━━ DATASET RECORDS
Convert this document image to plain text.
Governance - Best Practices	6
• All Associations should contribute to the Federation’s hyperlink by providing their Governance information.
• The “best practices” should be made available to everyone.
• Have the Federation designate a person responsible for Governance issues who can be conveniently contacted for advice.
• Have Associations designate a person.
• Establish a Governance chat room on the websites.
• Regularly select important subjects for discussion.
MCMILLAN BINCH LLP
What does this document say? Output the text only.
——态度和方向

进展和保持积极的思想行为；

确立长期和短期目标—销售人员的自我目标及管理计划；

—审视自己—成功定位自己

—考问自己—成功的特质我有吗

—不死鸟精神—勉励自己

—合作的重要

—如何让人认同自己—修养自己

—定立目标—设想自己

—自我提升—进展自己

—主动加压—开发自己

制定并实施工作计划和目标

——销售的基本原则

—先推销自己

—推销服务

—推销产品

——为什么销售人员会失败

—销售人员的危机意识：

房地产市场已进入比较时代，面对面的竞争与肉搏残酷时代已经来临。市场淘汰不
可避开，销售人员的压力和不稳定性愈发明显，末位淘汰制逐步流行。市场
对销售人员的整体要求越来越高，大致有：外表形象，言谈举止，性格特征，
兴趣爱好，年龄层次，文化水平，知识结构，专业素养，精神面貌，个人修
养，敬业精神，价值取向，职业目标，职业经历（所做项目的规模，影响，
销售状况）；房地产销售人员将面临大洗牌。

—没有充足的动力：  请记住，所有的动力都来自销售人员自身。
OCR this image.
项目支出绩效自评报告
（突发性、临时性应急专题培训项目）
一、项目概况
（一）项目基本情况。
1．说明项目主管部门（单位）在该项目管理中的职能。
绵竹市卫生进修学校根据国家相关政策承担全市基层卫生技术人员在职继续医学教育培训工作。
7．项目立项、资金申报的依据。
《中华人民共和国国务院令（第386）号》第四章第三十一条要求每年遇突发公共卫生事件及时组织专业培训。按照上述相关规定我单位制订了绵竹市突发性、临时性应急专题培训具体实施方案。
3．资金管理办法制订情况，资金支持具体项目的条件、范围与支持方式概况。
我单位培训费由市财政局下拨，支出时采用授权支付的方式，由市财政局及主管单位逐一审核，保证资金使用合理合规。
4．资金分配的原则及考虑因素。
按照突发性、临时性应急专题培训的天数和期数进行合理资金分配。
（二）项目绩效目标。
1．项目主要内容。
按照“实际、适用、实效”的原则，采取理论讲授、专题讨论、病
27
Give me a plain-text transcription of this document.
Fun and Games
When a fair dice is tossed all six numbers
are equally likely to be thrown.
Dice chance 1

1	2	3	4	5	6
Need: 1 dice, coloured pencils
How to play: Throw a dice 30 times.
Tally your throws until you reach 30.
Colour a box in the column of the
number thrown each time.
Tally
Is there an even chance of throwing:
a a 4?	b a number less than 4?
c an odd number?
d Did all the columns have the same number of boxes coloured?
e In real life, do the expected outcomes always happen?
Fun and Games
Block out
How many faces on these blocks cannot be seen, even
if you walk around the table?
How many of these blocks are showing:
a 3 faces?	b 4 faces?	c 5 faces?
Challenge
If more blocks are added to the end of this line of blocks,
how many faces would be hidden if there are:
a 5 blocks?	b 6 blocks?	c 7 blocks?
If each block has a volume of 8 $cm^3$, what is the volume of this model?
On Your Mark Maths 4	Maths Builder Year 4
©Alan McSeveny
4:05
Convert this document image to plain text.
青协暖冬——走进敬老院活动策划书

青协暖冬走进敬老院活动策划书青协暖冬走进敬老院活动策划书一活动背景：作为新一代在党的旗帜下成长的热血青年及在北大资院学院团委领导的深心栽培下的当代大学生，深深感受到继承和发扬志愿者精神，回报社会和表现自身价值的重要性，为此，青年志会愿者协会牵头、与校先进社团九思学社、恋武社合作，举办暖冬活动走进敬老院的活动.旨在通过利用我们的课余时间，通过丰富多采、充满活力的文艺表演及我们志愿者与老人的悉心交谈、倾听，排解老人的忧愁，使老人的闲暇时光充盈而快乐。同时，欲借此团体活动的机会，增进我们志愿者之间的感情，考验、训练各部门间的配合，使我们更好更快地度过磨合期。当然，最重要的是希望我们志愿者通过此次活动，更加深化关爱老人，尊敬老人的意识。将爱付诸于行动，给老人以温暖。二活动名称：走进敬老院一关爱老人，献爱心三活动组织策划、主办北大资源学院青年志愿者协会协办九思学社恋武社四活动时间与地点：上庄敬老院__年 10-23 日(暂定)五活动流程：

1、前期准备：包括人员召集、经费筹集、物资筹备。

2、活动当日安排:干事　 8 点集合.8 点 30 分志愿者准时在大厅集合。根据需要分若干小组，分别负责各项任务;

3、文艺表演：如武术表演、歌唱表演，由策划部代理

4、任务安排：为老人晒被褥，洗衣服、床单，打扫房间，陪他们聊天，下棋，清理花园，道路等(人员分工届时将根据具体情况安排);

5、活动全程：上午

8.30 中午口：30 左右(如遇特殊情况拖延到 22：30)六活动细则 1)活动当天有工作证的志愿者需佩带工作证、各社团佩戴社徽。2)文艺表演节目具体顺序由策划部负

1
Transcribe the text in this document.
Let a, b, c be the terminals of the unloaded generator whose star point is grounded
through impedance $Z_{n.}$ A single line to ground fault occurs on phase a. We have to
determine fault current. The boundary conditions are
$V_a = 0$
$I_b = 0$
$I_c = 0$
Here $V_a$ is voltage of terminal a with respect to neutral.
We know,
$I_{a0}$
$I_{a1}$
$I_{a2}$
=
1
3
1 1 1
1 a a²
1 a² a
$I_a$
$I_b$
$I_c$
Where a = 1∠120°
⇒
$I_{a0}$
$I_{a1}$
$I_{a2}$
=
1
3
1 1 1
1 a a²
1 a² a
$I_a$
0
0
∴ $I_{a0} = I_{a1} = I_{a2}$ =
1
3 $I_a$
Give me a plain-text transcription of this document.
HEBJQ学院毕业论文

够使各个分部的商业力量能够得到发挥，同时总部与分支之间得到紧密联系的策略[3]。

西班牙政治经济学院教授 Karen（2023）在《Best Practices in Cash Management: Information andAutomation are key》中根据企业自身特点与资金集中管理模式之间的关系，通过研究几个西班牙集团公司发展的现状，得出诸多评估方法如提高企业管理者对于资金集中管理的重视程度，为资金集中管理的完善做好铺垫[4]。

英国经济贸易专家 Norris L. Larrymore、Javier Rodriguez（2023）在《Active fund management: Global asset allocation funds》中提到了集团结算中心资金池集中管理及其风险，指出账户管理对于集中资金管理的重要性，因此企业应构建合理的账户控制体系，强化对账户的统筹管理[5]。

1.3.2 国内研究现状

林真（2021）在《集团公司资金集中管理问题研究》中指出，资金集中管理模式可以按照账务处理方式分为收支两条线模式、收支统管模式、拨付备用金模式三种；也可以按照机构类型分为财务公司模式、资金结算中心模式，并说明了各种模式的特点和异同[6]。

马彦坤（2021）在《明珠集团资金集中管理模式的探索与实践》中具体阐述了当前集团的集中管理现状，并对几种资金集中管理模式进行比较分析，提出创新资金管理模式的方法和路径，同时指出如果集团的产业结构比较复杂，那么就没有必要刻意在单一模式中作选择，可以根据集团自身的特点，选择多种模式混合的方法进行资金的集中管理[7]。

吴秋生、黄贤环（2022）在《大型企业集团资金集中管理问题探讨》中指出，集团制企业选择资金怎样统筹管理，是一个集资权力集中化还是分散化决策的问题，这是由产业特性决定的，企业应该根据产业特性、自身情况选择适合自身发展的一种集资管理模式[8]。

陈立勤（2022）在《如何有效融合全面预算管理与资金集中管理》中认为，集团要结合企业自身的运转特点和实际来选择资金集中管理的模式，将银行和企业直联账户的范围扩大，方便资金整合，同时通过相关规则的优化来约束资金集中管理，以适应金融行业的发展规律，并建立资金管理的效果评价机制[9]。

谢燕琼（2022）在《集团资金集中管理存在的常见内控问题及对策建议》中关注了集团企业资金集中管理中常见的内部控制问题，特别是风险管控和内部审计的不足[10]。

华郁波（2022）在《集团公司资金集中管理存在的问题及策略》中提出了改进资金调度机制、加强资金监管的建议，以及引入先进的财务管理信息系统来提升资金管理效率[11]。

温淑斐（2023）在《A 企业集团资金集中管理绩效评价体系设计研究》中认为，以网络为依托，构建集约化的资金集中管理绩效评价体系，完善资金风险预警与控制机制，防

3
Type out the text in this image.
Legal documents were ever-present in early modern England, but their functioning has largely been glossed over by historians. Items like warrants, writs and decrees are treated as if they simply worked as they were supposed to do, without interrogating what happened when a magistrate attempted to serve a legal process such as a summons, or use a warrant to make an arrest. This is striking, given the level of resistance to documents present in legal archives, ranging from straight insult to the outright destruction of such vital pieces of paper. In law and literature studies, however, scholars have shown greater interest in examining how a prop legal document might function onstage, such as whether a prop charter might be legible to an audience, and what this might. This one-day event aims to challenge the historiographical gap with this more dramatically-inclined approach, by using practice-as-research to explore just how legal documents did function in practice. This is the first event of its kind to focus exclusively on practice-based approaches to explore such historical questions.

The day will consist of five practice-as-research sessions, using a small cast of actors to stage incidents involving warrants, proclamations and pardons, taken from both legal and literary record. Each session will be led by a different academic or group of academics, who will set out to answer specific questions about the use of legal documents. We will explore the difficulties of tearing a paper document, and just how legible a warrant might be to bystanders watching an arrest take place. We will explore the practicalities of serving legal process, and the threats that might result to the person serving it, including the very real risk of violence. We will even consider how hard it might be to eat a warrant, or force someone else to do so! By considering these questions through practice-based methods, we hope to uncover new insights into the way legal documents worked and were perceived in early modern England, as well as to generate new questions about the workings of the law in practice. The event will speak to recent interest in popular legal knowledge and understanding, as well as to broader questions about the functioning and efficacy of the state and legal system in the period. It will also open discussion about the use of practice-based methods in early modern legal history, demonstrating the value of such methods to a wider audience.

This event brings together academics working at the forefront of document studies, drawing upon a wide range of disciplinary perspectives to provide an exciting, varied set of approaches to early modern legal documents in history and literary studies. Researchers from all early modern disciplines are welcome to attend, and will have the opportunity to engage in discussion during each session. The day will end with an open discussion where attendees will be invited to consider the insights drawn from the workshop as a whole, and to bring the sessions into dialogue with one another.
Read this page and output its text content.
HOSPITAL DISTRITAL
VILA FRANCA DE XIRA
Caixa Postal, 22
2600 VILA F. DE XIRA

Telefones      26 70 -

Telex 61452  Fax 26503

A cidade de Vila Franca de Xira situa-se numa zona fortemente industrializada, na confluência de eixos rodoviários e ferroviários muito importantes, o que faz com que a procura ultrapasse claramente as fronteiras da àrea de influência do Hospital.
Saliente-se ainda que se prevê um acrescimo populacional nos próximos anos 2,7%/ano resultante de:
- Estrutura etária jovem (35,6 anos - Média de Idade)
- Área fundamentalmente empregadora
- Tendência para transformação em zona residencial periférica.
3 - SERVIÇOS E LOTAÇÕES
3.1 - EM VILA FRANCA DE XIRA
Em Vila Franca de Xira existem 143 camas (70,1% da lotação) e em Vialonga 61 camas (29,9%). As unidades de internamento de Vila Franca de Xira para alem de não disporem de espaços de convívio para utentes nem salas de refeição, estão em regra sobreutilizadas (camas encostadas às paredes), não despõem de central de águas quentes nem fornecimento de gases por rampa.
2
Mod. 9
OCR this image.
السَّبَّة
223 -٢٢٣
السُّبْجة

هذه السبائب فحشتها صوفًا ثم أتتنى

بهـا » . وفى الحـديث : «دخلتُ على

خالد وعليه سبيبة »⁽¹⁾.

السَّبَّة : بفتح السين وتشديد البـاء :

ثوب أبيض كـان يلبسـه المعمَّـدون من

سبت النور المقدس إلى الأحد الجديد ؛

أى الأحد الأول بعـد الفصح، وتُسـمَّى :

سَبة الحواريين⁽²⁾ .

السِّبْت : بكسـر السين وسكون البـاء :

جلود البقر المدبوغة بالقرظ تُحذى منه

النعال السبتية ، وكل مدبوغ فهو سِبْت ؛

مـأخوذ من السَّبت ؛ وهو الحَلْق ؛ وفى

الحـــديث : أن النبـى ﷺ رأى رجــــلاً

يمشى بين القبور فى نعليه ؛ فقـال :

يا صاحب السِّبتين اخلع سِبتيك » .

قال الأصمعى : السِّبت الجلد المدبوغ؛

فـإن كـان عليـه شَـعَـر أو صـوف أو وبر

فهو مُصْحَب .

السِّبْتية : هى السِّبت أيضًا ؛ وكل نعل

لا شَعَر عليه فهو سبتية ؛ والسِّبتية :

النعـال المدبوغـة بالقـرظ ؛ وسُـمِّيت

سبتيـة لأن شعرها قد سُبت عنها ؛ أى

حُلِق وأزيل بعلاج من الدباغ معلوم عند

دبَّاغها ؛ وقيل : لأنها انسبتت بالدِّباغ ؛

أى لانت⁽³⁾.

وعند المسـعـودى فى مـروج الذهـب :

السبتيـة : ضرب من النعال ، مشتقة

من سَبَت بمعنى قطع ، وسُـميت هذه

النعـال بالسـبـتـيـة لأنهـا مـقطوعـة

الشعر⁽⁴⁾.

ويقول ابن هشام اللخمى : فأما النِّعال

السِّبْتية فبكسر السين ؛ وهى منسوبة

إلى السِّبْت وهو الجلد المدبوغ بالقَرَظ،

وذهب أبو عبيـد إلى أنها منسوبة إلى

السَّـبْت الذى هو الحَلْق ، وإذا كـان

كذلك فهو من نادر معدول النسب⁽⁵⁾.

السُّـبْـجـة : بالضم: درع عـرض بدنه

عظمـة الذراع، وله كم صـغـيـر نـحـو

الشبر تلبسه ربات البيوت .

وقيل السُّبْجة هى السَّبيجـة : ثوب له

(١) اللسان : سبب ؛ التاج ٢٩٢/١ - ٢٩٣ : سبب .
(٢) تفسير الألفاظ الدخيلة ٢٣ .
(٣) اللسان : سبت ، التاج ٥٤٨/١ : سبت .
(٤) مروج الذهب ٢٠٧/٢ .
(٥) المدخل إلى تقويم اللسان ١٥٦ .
━━━━
> AIM: Scan the records for the string "thrown". Copy each line in which it appears.

> RESULT FOR THIS EXERCISE:
are equally likely to be thrown.
number thrown each time.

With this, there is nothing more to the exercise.